YOUR INSTRUCTIONS> Without the pictures, copy the entries below word for word.

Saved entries
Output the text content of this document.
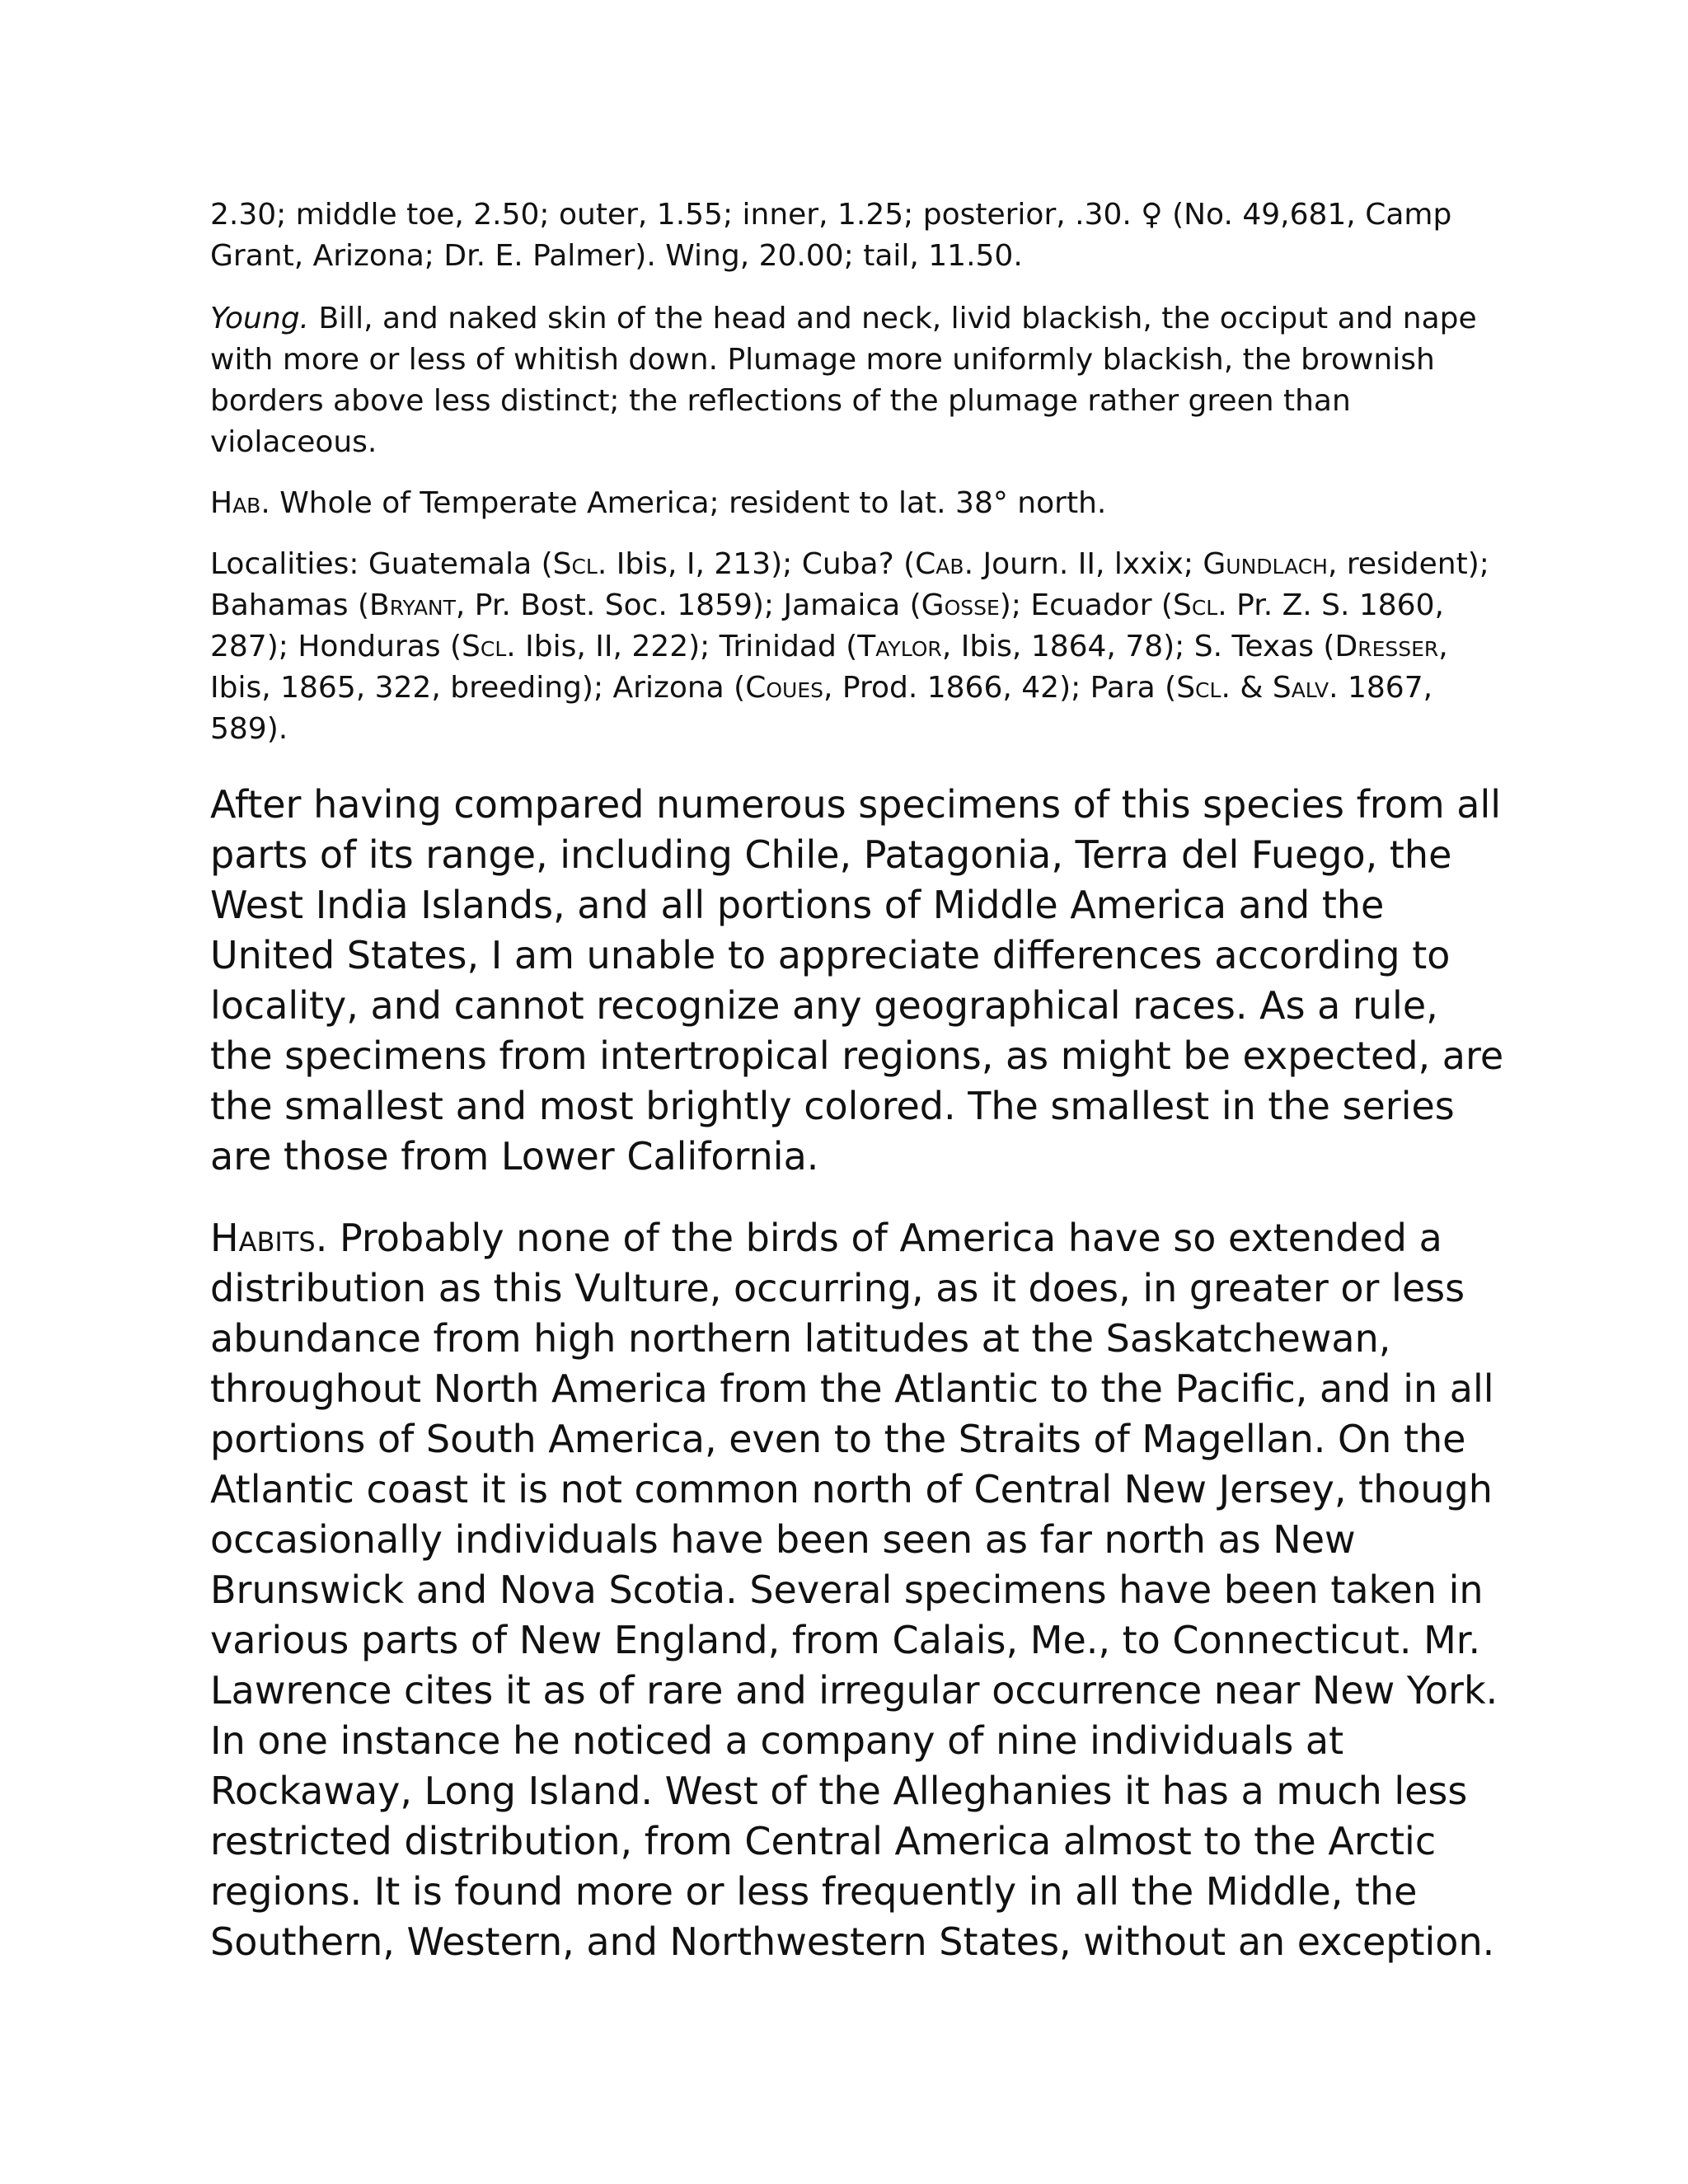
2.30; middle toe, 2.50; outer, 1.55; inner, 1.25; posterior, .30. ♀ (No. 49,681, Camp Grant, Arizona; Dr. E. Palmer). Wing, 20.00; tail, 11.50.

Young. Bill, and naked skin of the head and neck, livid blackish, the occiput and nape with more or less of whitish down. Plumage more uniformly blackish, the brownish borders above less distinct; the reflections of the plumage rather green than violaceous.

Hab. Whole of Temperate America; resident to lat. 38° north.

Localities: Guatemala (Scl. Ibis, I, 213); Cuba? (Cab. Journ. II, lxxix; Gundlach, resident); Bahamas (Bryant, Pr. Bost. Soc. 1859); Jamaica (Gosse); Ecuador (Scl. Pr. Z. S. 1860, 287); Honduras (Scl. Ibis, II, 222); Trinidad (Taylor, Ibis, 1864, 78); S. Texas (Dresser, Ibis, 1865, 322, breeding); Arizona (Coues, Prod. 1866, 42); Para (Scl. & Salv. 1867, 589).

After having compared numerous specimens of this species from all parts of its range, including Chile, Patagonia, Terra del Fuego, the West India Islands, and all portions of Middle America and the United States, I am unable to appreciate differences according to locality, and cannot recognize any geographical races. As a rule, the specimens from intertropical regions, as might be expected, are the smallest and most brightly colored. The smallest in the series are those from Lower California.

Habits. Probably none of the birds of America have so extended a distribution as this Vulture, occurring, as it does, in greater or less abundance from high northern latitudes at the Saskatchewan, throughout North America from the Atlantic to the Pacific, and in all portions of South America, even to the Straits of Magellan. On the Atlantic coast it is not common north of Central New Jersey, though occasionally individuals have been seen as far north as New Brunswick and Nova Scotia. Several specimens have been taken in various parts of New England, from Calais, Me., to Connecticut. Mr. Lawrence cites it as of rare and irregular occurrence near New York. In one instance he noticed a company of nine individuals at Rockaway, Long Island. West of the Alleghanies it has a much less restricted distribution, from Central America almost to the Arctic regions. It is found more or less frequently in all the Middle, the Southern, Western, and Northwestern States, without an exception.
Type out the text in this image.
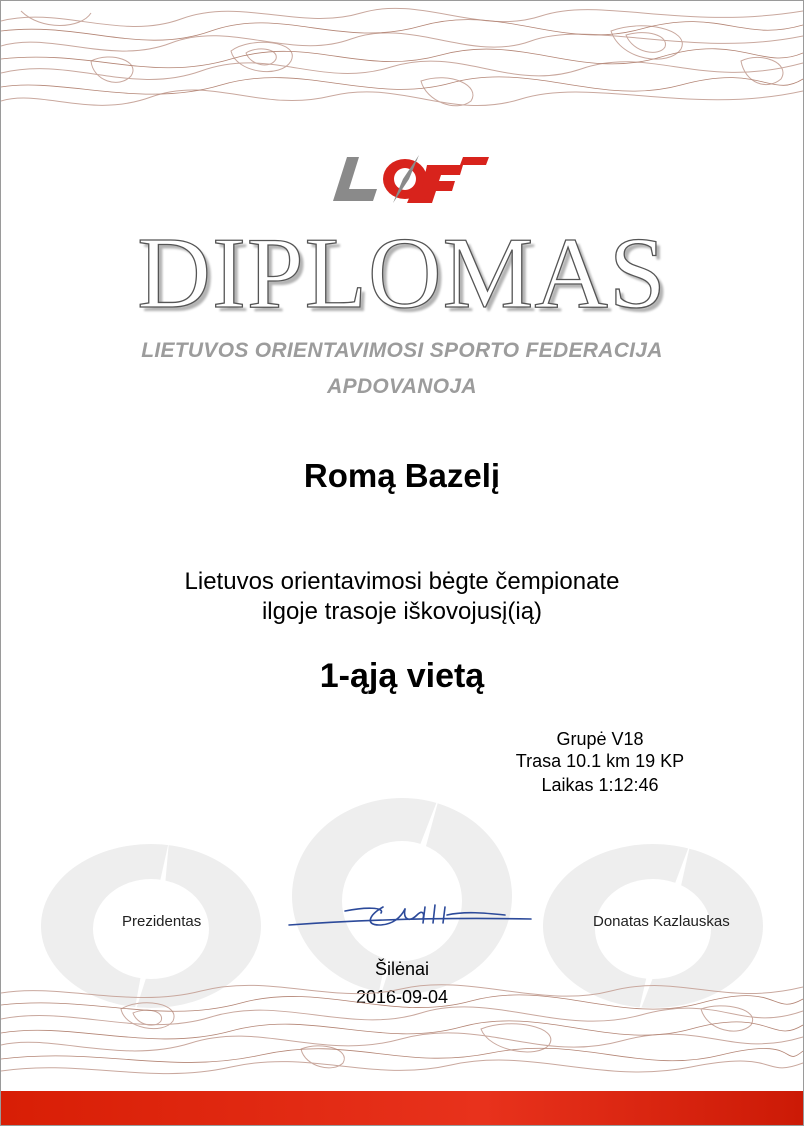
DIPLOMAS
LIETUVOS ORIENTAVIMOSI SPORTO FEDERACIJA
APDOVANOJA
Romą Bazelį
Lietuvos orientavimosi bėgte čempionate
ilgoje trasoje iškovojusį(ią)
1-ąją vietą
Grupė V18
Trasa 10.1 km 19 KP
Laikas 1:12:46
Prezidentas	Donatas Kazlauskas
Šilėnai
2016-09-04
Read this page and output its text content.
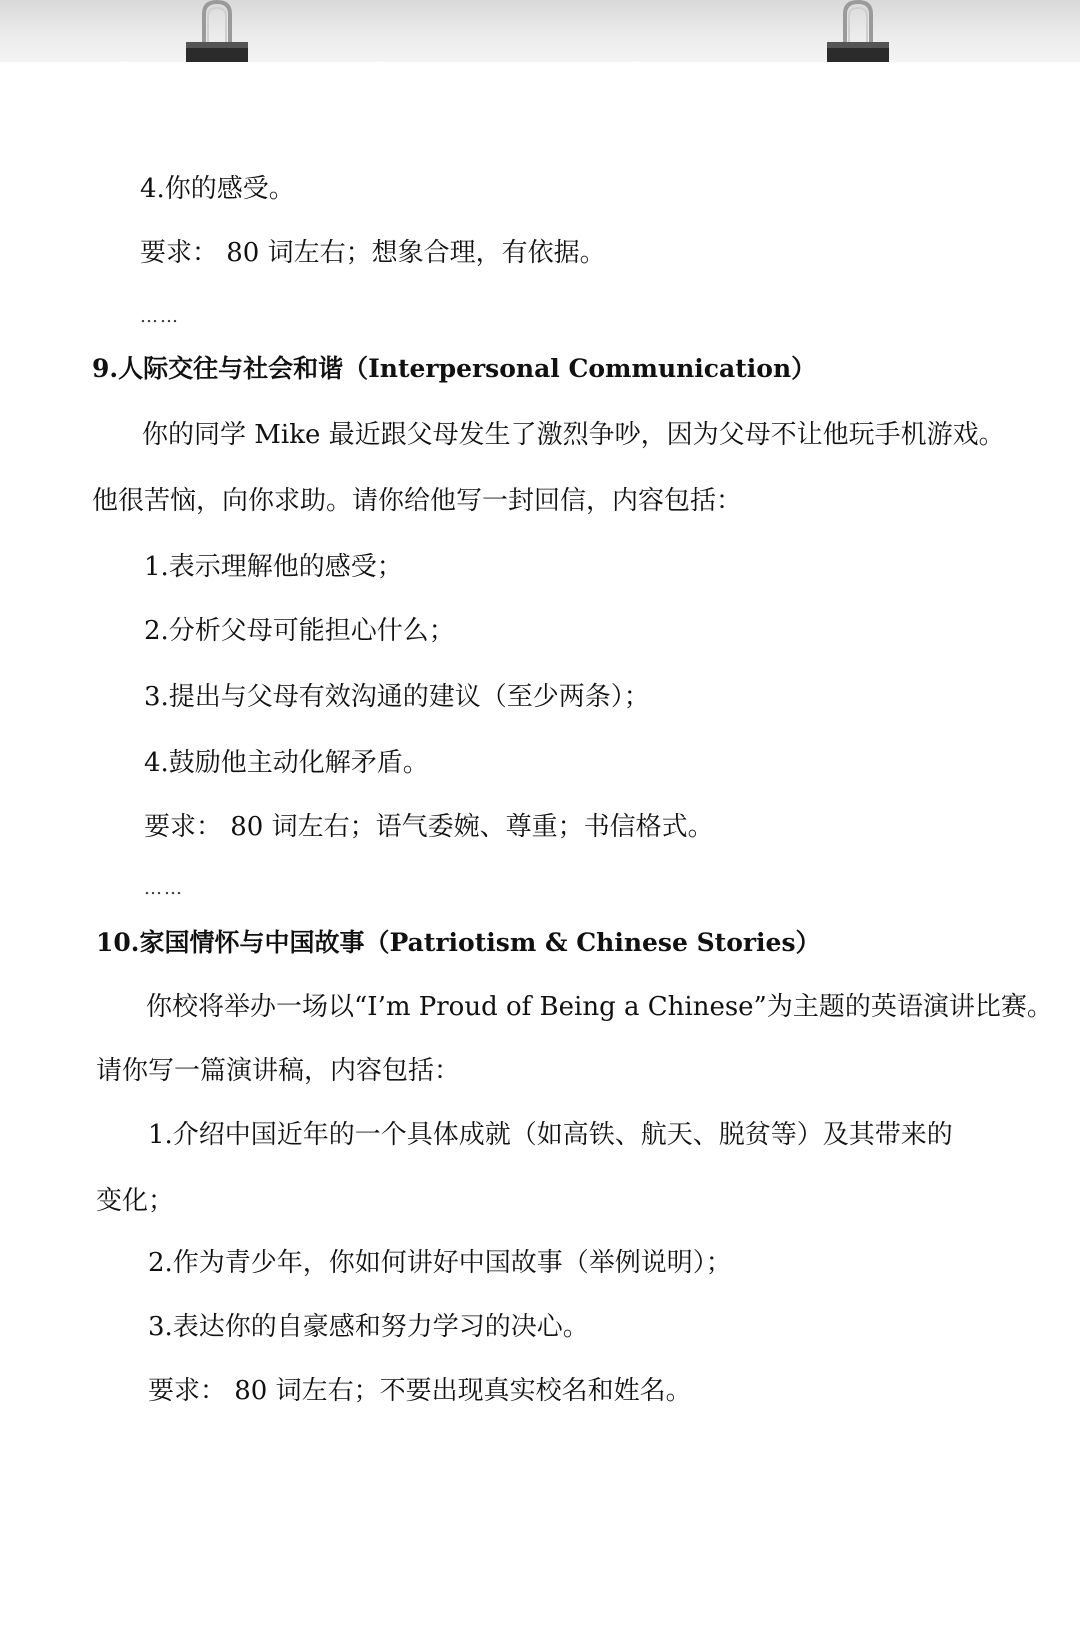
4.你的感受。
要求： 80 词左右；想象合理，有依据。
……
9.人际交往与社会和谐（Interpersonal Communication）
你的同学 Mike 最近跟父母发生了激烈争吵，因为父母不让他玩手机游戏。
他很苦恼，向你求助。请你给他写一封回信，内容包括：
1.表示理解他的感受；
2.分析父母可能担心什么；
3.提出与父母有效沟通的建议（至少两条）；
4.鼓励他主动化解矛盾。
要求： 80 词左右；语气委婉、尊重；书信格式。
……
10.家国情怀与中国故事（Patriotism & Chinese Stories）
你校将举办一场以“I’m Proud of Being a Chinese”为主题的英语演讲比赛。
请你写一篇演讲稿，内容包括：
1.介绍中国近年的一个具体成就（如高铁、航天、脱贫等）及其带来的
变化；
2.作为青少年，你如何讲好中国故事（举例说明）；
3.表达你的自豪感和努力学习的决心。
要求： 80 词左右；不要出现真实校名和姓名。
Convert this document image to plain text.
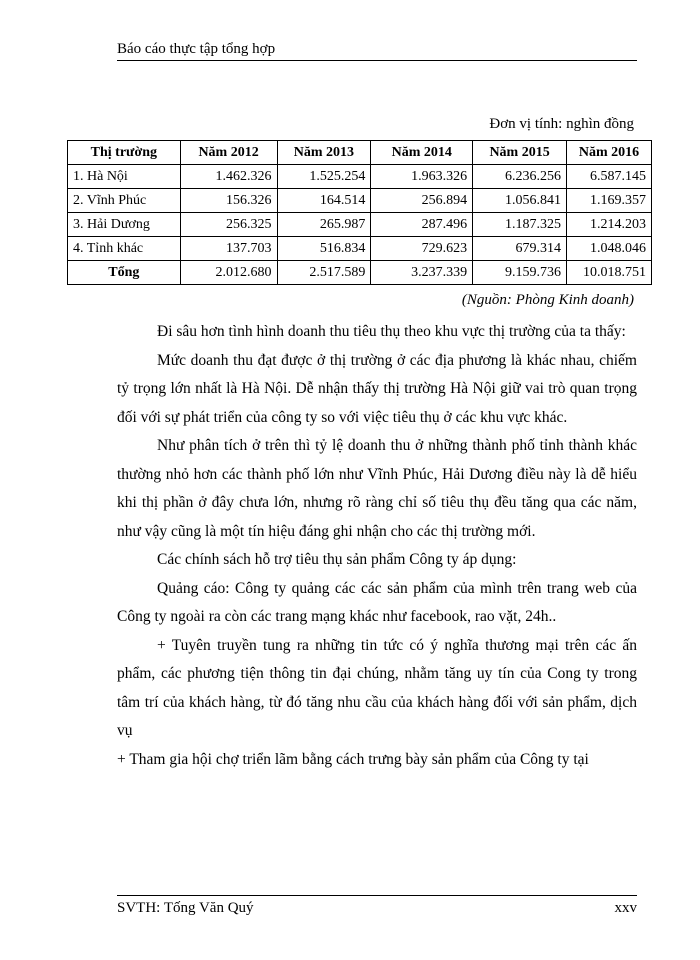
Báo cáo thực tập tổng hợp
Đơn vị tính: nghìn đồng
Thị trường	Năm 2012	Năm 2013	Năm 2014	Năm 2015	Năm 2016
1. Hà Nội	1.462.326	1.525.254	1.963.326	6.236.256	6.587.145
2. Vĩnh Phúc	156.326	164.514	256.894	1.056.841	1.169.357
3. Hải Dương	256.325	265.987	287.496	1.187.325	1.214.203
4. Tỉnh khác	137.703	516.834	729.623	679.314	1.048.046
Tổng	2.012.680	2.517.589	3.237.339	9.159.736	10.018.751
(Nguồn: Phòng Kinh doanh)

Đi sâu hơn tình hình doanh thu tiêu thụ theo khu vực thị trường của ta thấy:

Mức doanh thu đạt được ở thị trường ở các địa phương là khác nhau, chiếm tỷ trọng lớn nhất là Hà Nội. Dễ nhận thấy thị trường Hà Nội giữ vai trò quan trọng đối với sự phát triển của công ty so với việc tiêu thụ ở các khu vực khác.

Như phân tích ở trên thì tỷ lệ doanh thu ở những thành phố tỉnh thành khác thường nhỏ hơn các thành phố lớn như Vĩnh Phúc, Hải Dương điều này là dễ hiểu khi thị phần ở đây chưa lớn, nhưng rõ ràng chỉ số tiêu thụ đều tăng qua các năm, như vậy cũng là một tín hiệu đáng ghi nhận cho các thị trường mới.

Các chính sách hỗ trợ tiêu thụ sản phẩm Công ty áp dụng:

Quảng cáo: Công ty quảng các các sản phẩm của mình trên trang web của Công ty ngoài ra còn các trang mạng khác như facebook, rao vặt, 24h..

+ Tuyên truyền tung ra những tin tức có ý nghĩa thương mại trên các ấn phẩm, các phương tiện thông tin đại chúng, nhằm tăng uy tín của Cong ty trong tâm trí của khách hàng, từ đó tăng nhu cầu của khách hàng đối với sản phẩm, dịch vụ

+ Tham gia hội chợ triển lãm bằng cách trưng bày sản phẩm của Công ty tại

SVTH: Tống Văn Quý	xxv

OUTPUT FOR THIS EXERCISE>
Output the text content of this document.
2.30; middle toe, 2.50; outer, 1.55; inner, 1.25; posterior, .30. ♀ (No. 49,681, Camp Grant, Arizona; Dr. E. Palmer). Wing, 20.00; tail, 11.50.

Young. Bill, and naked skin of the head and neck, livid blackish, the occiput and nape with more or less of whitish down. Plumage more uniformly blackish, the brownish borders above less distinct; the reflections of the plumage rather green than violaceous.

Hab. Whole of Temperate America; resident to lat. 38° north.

Localities: Guatemala (Scl. Ibis, I, 213); Cuba? (Cab. Journ. II, lxxix; Gundlach, resident); Bahamas (Bryant, Pr. Bost. Soc. 1859); Jamaica (Gosse); Ecuador (Scl. Pr. Z. S. 1860, 287); Honduras (Scl. Ibis, II, 222); Trinidad (Taylor, Ibis, 1864, 78); S. Texas (Dresser, Ibis, 1865, 322, breeding); Arizona (Coues, Prod. 1866, 42); Para (Scl. & Salv. 1867, 589).

After having compared numerous specimens of this species from all parts of its range, including Chile, Patagonia, Terra del Fuego, the West India Islands, and all portions of Middle America and the United States, I am unable to appreciate differences according to locality, and cannot recognize any geographical races. As a rule, the specimens from intertropical regions, as might be expected, are the smallest and most brightly colored. The smallest in the series are those from Lower California.

Habits. Probably none of the birds of America have so extended a distribution as this Vulture, occurring, as it does, in greater or less abundance from high northern latitudes at the Saskatchewan, throughout North America from the Atlantic to the Pacific, and in all portions of South America, even to the Straits of Magellan. On the Atlantic coast it is not common north of Central New Jersey, though occasionally individuals have been seen as far north as New Brunswick and Nova Scotia. Several specimens have been taken in various parts of New England, from Calais, Me., to Connecticut. Mr. Lawrence cites it as of rare and irregular occurrence near New York. In one instance he noticed a company of nine individuals at Rockaway, Long Island. West of the Alleghanies it has a much less restricted distribution, from Central America almost to the Arctic regions. It is found more or less frequently in all the Middle, the Southern, Western, and Northwestern States, without an exception.
Type out the text in this image.
DIPLOMAS
LIETUVOS ORIENTAVIMOSI SPORTO FEDERACIJA
APDOVANOJA
Romą Bazelį
Lietuvos orientavimosi bėgte čempionate
ilgoje trasoje iškovojusį(ią)
1-ąją vietą
Grupė V18
Trasa 10.1 km 19 KP
Laikas 1:12:46
Prezidentas	Donatas Kazlauskas
Šilėnai
2016-09-04
Read this page and output its text content.
4.你的感受。
要求： 80 词左右；想象合理，有依据。
……
9.人际交往与社会和谐（Interpersonal Communication）
你的同学 Mike 最近跟父母发生了激烈争吵，因为父母不让他玩手机游戏。
他很苦恼，向你求助。请你给他写一封回信，内容包括：
1.表示理解他的感受；
2.分析父母可能担心什么；
3.提出与父母有效沟通的建议（至少两条）；
4.鼓励他主动化解矛盾。
要求： 80 词左右；语气委婉、尊重；书信格式。
……
10.家国情怀与中国故事（Patriotism & Chinese Stories）
你校将举办一场以“I’m Proud of Being a Chinese”为主题的英语演讲比赛。
请你写一篇演讲稿，内容包括：
1.介绍中国近年的一个具体成就（如高铁、航天、脱贫等）及其带来的
变化；
2.作为青少年，你如何讲好中国故事（举例说明）；
3.表达你的自豪感和努力学习的决心。
要求： 80 词左右；不要出现真实校名和姓名。
Convert this document image to plain text.
Báo cáo thực tập tổng hợp
Đơn vị tính: nghìn đồng
Thị trường	Năm 2012	Năm 2013	Năm 2014	Năm 2015	Năm 2016
1. Hà Nội	1.462.326	1.525.254	1.963.326	6.236.256	6.587.145
2. Vĩnh Phúc	156.326	164.514	256.894	1.056.841	1.169.357
3. Hải Dương	256.325	265.987	287.496	1.187.325	1.214.203
4. Tỉnh khác	137.703	516.834	729.623	679.314	1.048.046
Tổng	2.012.680	2.517.589	3.237.339	9.159.736	10.018.751
(Nguồn: Phòng Kinh doanh)

Đi sâu hơn tình hình doanh thu tiêu thụ theo khu vực thị trường của ta thấy:

Mức doanh thu đạt được ở thị trường ở các địa phương là khác nhau, chiếm tỷ trọng lớn nhất là Hà Nội. Dễ nhận thấy thị trường Hà Nội giữ vai trò quan trọng đối với sự phát triển của công ty so với việc tiêu thụ ở các khu vực khác.

Như phân tích ở trên thì tỷ lệ doanh thu ở những thành phố tỉnh thành khác thường nhỏ hơn các thành phố lớn như Vĩnh Phúc, Hải Dương điều này là dễ hiểu khi thị phần ở đây chưa lớn, nhưng rõ ràng chỉ số tiêu thụ đều tăng qua các năm, như vậy cũng là một tín hiệu đáng ghi nhận cho các thị trường mới.

Các chính sách hỗ trợ tiêu thụ sản phẩm Công ty áp dụng:

Quảng cáo: Công ty quảng các các sản phẩm của mình trên trang web của Công ty ngoài ra còn các trang mạng khác như facebook, rao vặt, 24h..

+ Tuyên truyền tung ra những tin tức có ý nghĩa thương mại trên các ấn phẩm, các phương tiện thông tin đại chúng, nhằm tăng uy tín của Cong ty trong tâm trí của khách hàng, từ đó tăng nhu cầu của khách hàng đối với sản phẩm, dịch vụ

+ Tham gia hội chợ triển lãm bằng cách trưng bày sản phẩm của Công ty tại

SVTH: Tống Văn Quý	xxv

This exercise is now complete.